### Material for this exercise

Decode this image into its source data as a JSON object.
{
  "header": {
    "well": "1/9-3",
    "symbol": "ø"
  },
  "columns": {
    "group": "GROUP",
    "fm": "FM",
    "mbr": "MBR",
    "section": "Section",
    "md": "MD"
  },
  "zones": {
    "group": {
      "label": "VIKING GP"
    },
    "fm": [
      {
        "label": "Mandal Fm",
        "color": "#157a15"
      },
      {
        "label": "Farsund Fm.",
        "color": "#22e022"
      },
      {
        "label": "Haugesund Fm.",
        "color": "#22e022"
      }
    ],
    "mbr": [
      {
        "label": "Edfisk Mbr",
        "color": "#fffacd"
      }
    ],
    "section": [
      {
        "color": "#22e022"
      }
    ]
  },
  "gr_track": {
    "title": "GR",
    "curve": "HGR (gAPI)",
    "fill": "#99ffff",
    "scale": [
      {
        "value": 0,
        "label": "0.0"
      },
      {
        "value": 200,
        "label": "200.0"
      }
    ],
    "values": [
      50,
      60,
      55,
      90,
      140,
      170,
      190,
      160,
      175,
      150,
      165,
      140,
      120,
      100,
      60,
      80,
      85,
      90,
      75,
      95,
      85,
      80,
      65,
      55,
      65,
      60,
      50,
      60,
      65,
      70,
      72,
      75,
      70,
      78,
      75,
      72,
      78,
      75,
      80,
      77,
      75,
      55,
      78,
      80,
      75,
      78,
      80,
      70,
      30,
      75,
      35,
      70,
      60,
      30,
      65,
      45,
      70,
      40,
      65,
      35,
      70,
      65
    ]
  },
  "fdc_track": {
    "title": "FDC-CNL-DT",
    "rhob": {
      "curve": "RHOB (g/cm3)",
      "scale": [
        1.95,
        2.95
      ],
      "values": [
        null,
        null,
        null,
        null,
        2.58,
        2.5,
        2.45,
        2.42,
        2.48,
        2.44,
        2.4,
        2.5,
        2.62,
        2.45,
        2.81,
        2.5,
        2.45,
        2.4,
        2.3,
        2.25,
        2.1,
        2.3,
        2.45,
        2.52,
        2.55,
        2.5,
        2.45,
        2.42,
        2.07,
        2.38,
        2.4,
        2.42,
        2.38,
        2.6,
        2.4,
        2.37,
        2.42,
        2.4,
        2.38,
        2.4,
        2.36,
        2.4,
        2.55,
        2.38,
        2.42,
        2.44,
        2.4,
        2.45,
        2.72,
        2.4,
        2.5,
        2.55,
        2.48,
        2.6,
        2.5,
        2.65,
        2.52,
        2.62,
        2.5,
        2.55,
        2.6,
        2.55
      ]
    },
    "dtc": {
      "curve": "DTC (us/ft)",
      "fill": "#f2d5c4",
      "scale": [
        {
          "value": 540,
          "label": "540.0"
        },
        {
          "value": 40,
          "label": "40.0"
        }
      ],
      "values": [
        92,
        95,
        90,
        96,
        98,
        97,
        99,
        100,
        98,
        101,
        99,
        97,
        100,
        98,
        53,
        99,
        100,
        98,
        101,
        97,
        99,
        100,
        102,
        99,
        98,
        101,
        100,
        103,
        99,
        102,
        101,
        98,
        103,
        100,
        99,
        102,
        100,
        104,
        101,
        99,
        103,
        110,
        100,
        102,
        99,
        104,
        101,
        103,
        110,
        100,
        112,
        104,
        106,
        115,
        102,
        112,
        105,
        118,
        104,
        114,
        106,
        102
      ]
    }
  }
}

### Do this
Write the listing out again, exactly as shown above.

### Solution
Decode this image into its source data as a JSON object.
{
  "header": {
    "well": "1/9-3",
    "symbol": "ø"
  },
  "columns": {
    "group": "GROUP",
    "fm": "FM",
    "mbr": "MBR",
    "section": "Section",
    "md": "MD"
  },
  "zones": {
    "group": {
      "label": "VIKING GP"
    },
    "fm": [
      {
        "label": "Mandal Fm",
        "color": "#157a15"
      },
      {
        "label": "Farsund Fm.",
        "color": "#22e022"
      },
      {
        "label": "Haugesund Fm.",
        "color": "#22e022"
      }
    ],
    "mbr": [
      {
        "label": "Edfisk Mbr",
        "color": "#fffacd"
      }
    ],
    "section": [
      {
        "color": "#22e022"
      }
    ]
  },
  "gr_track": {
    "title": "GR",
    "curve": "HGR (gAPI)",
    "fill": "#99ffff",
    "scale": [
      {
        "value": 0,
        "label": "0.0"
      },
      {
        "value": 200,
        "label": "200.0"
      }
    ],
    "values": [
      50,
      60,
      55,
      90,
      140,
      170,
      190,
      160,
      175,
      150,
      165,
      140,
      120,
      100,
      60,
      80,
      85,
      90,
      75,
      95,
      85,
      80,
      65,
      55,
      65,
      60,
      50,
      60,
      65,
      70,
      72,
      75,
      70,
      78,
      75,
      72,
      78,
      75,
      80,
      77,
      75,
      55,
      78,
      80,
      75,
      78,
      80,
      70,
      30,
      75,
      35,
      70,
      60,
      30,
      65,
      45,
      70,
      40,
      65,
      35,
      70,
      65
    ]
  },
  "fdc_track": {
    "title": "FDC-CNL-DT",
    "rhob": {
      "curve": "RHOB (g/cm3)",
      "scale": [
        1.95,
        2.95
      ],
      "values": [
        null,
        null,
        null,
        null,
        2.58,
        2.5,
        2.45,
        2.42,
        2.48,
        2.44,
        2.4,
        2.5,
        2.62,
        2.45,
        2.81,
        2.5,
        2.45,
        2.4,
        2.3,
        2.25,
        2.1,
        2.3,
        2.45,
        2.52,
        2.55,
        2.5,
        2.45,
        2.42,
        2.07,
        2.38,
        2.4,
        2.42,
        2.38,
        2.6,
        2.4,
        2.37,
        2.42,
        2.4,
        2.38,
        2.4,
        2.36,
        2.4,
        2.55,
        2.38,
        2.42,
        2.44,
        2.4,
        2.45,
        2.72,
        2.4,
        2.5,
        2.55,
        2.48,
        2.6,
        2.5,
        2.65,
        2.52,
        2.62,
        2.5,
        2.55,
        2.6,
        2.55
      ]
    },
    "dtc": {
      "curve": "DTC (us/ft)",
      "fill": "#f2d5c4",
      "scale": [
        {
          "value": 540,
          "label": "540.0"
        },
        {
          "value": 40,
          "label": "40.0"
        }
      ],
      "values": [
        92,
        95,
        90,
        96,
        98,
        97,
        99,
        100,
        98,
        101,
        99,
        97,
        100,
        98,
        53,
        99,
        100,
        98,
        101,
        97,
        99,
        100,
        102,
        99,
        98,
        101,
        100,
        103,
        99,
        102,
        101,
        98,
        103,
        100,
        99,
        102,
        100,
        104,
        101,
        99,
        103,
        110,
        100,
        102,
        99,
        104,
        101,
        103,
        110,
        100,
        112,
        104,
        106,
        115,
        102,
        112,
        105,
        118,
        104,
        114,
        106,
        102
      ]
    }
  }
}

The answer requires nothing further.